# What is asked
Locate and copy each line in the data that contains the word "pill".

Some records

<<<<

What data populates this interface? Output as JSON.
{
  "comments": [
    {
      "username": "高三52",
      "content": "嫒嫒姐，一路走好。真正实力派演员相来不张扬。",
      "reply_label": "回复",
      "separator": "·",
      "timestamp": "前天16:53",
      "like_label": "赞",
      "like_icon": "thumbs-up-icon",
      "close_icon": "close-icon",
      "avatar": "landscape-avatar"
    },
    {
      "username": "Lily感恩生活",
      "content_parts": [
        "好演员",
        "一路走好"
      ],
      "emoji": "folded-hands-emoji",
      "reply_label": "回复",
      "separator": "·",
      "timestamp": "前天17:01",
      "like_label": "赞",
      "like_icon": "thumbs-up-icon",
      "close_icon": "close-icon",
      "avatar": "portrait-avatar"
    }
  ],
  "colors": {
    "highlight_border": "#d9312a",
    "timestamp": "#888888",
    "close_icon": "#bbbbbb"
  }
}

>>>>
<<<<

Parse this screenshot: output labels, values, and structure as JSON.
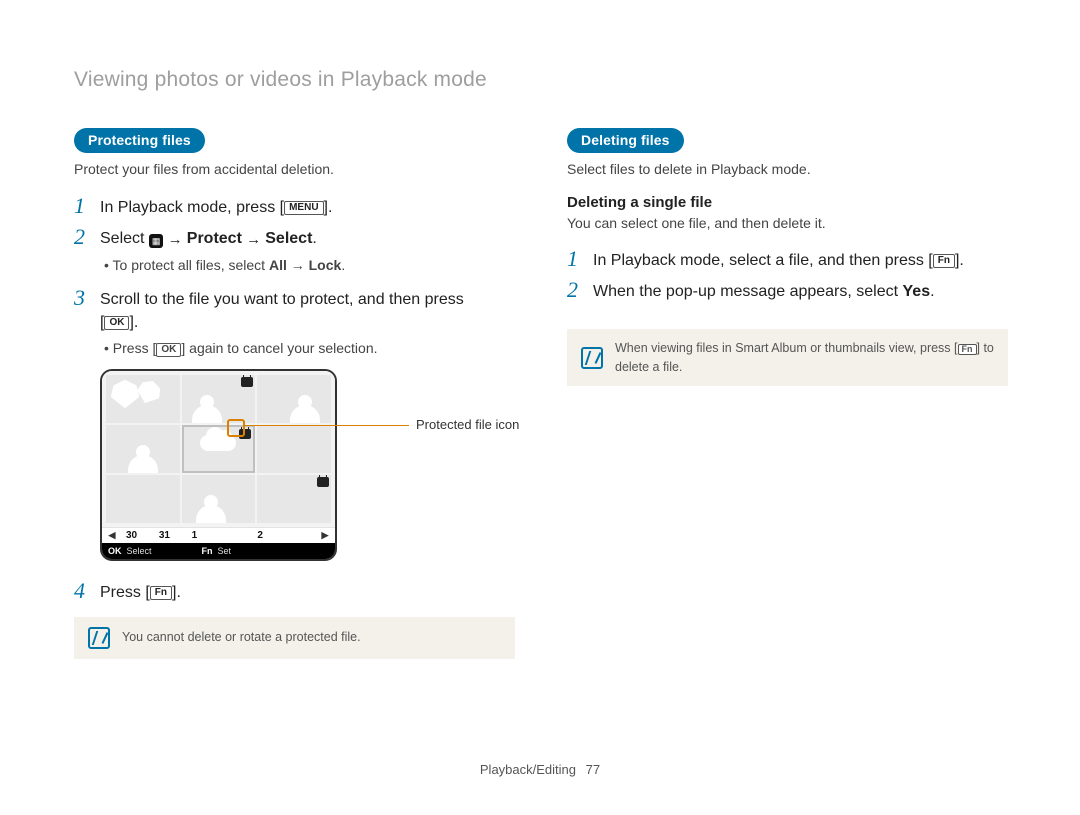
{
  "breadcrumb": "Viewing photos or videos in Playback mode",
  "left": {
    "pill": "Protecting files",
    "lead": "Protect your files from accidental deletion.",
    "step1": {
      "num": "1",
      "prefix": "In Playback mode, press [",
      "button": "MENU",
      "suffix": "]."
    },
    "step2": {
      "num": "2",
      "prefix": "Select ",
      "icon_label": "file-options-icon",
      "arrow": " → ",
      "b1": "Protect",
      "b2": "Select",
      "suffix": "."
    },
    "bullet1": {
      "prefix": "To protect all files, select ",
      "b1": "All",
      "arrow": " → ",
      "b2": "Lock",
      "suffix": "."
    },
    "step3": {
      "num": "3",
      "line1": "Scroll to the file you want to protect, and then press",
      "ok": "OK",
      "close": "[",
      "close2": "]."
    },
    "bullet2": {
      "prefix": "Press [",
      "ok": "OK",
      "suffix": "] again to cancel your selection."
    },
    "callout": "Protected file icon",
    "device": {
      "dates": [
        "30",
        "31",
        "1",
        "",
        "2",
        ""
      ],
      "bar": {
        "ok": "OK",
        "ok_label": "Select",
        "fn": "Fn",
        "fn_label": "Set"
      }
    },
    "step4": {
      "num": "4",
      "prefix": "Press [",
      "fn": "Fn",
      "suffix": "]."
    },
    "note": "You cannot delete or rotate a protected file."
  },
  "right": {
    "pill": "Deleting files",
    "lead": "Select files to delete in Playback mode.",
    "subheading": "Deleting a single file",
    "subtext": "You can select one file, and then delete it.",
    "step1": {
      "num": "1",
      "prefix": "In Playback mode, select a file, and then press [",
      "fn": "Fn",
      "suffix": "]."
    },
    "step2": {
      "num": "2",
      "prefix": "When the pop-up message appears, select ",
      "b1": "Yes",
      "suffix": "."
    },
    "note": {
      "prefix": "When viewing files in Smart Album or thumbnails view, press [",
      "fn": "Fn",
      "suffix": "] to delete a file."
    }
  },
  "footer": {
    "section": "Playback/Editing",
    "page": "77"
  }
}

>>>>

# Reply
    "pill": "Protecting files",
    "pill": "Deleting files",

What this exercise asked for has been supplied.